Records supplied:
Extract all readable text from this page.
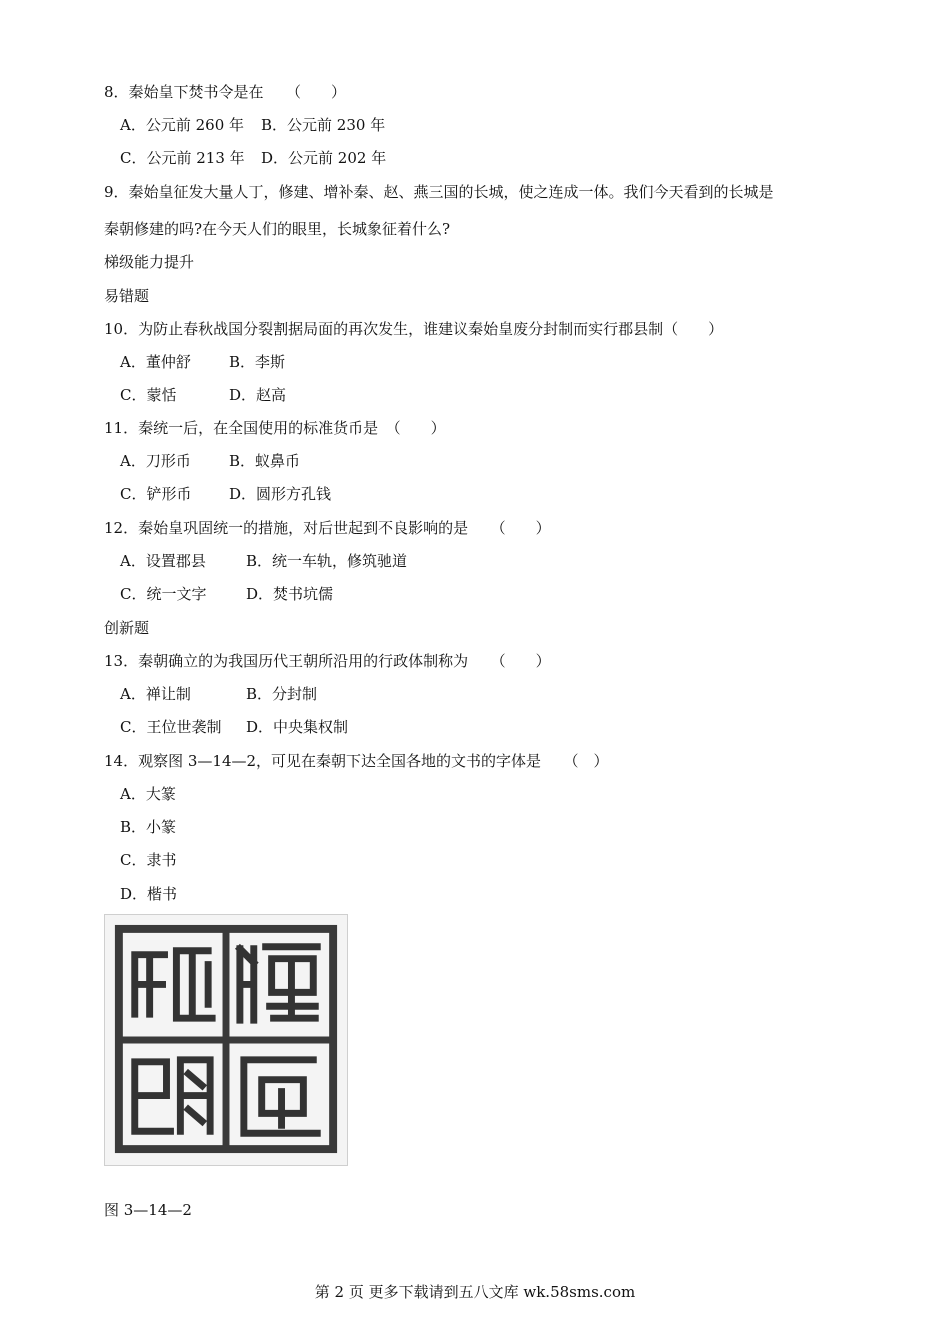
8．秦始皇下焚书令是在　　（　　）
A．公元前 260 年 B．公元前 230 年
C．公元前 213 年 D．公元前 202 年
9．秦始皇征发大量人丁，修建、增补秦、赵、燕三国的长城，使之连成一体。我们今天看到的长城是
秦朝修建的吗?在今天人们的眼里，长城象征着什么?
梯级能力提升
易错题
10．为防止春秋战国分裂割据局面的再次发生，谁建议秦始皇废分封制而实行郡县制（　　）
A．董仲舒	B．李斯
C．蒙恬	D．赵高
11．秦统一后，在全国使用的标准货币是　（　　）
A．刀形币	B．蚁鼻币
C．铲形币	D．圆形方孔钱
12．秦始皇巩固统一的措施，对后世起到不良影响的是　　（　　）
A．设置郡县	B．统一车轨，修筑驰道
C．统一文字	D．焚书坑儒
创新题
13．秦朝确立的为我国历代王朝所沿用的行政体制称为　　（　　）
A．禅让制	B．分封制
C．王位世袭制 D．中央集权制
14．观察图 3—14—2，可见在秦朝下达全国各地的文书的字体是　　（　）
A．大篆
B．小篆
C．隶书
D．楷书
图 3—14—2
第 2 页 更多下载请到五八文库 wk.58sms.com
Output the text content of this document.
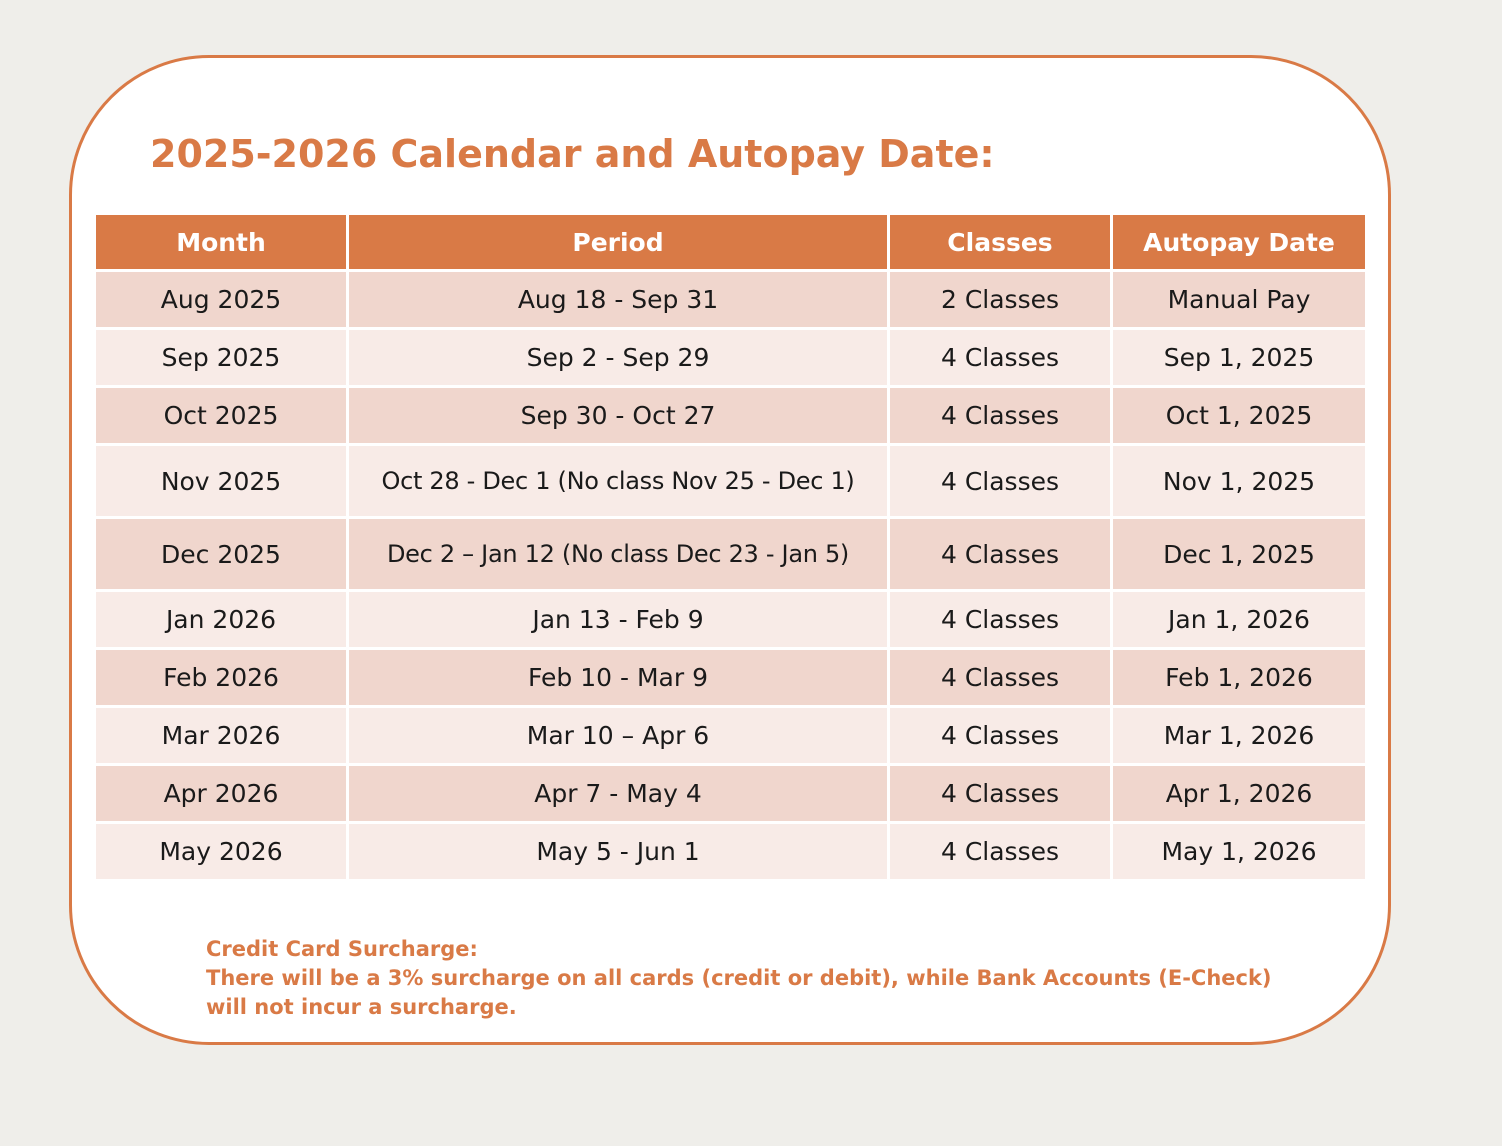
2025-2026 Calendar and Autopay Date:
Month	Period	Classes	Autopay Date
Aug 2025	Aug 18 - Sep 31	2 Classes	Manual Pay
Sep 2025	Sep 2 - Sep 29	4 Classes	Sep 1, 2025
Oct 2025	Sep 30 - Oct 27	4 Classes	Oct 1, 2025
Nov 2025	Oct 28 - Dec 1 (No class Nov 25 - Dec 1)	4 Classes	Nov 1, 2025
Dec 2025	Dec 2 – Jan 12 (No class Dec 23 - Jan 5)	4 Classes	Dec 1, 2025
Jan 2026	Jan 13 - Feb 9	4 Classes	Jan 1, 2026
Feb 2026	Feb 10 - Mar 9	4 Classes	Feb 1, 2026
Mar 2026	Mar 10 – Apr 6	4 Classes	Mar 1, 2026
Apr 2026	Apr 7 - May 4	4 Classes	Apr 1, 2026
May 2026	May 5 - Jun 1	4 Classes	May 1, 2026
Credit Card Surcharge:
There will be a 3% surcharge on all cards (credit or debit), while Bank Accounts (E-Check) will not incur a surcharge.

Given problem:
Write the entries above out again exactly, but not the pictures.

Final answer:
Extract all readable text from this page.
8．秦始皇下焚书令是在　　（　　）
A．公元前 260 年 B．公元前 230 年
C．公元前 213 年 D．公元前 202 年
9．秦始皇征发大量人丁，修建、增补秦、赵、燕三国的长城，使之连成一体。我们今天看到的长城是
秦朝修建的吗?在今天人们的眼里，长城象征着什么?
梯级能力提升
易错题
10．为防止春秋战国分裂割据局面的再次发生，谁建议秦始皇废分封制而实行郡县制（　　）
A．董仲舒	B．李斯
C．蒙恬	D．赵高
11．秦统一后，在全国使用的标准货币是　（　　）
A．刀形币	B．蚁鼻币
C．铲形币	D．圆形方孔钱
12．秦始皇巩固统一的措施，对后世起到不良影响的是　　（　　）
A．设置郡县	B．统一车轨，修筑驰道
C．统一文字	D．焚书坑儒
创新题
13．秦朝确立的为我国历代王朝所沿用的行政体制称为　　（　　）
A．禅让制	B．分封制
C．王位世袭制 D．中央集权制
14．观察图 3—14—2，可见在秦朝下达全国各地的文书的字体是　　（　）
A．大篆
B．小篆
C．隶书
D．楷书
图 3—14—2
第 2 页 更多下载请到五八文库 wk.58sms.com
Output the text content of this document.
2025-2026 Calendar and Autopay Date:
Month	Period	Classes	Autopay Date
Aug 2025	Aug 18 - Sep 31	2 Classes	Manual Pay
Sep 2025	Sep 2 - Sep 29	4 Classes	Sep 1, 2025
Oct 2025	Sep 30 - Oct 27	4 Classes	Oct 1, 2025
Nov 2025	Oct 28 - Dec 1 (No class Nov 25 - Dec 1)	4 Classes	Nov 1, 2025
Dec 2025	Dec 2 – Jan 12 (No class Dec 23 - Jan 5)	4 Classes	Dec 1, 2025
Jan 2026	Jan 13 - Feb 9	4 Classes	Jan 1, 2026
Feb 2026	Feb 10 - Mar 9	4 Classes	Feb 1, 2026
Mar 2026	Mar 10 – Apr 6	4 Classes	Mar 1, 2026
Apr 2026	Apr 7 - May 4	4 Classes	Apr 1, 2026
May 2026	May 5 - Jun 1	4 Classes	May 1, 2026
Credit Card Surcharge:
There will be a 3% surcharge on all cards (credit or debit), while Bank Accounts (E-Check) will not incur a surcharge.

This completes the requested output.